— START RECORDS —
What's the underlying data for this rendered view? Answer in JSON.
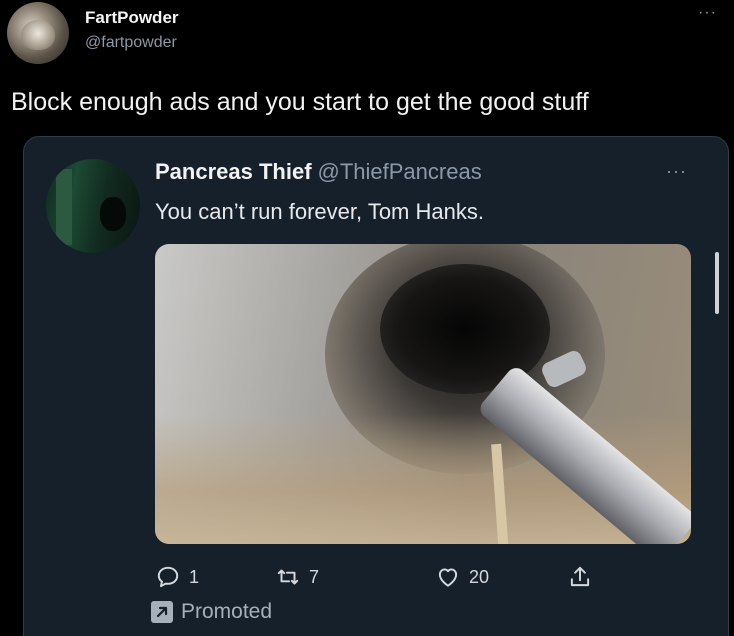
{
  "outer_tweet": {
    "name": "FartPowder",
    "handle": "@fartpowder",
    "more_label": "···",
    "text": "Block enough ads and you start to get the good stuff"
  },
  "quoted_tweet": {
    "name": "Pancreas Thief",
    "handle": "@ThiefPancreas",
    "more_label": "···",
    "text": "You can’t run forever, Tom Hanks.",
    "actions": {
      "replies": "1",
      "retweets": "7",
      "likes": "20"
    },
    "promoted_label": "Promoted"
  },
  "icons": {
    "reply": "comment-bubble-icon",
    "retweet": "retweet-icon",
    "like": "heart-icon",
    "share": "share-icon",
    "promoted": "promoted-arrow-icon"
  },
  "colors": {
    "background": "#000000",
    "card": "#15202b",
    "muted_text": "#8b98a5"
  }
}
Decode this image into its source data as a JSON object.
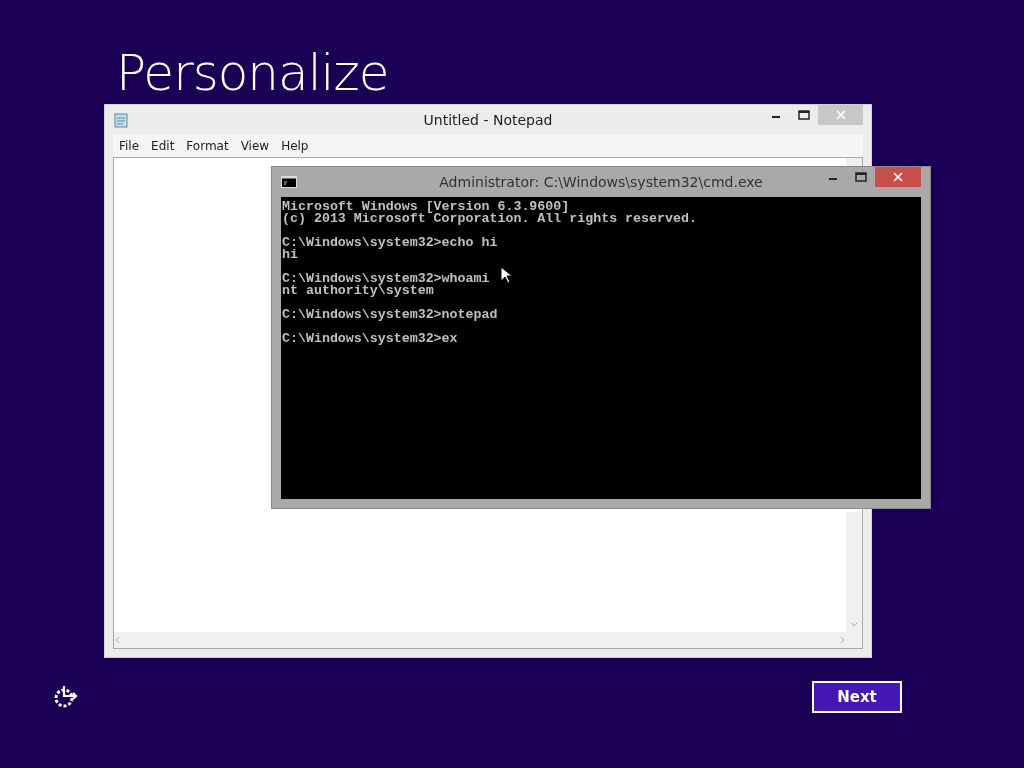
— END RECORDS —
Every entry should be returned exactly as written, minus the pictures.

## EXERCISE SOLUTION:
What's the underlying data for this rendered view? Answer in JSON.
{
  "outer_tweet": {
    "name": "FartPowder",
    "handle": "@fartpowder",
    "more_label": "···",
    "text": "Block enough ads and you start to get the good stuff"
  },
  "quoted_tweet": {
    "name": "Pancreas Thief",
    "handle": "@ThiefPancreas",
    "more_label": "···",
    "text": "You can’t run forever, Tom Hanks.",
    "actions": {
      "replies": "1",
      "retweets": "7",
      "likes": "20"
    },
    "promoted_label": "Promoted"
  },
  "icons": {
    "reply": "comment-bubble-icon",
    "retweet": "retweet-icon",
    "like": "heart-icon",
    "share": "share-icon",
    "promoted": "promoted-arrow-icon"
  },
  "colors": {
    "background": "#000000",
    "card": "#15202b",
    "muted_text": "#8b98a5"
  }
}
Decode this image into its source data as a JSON object.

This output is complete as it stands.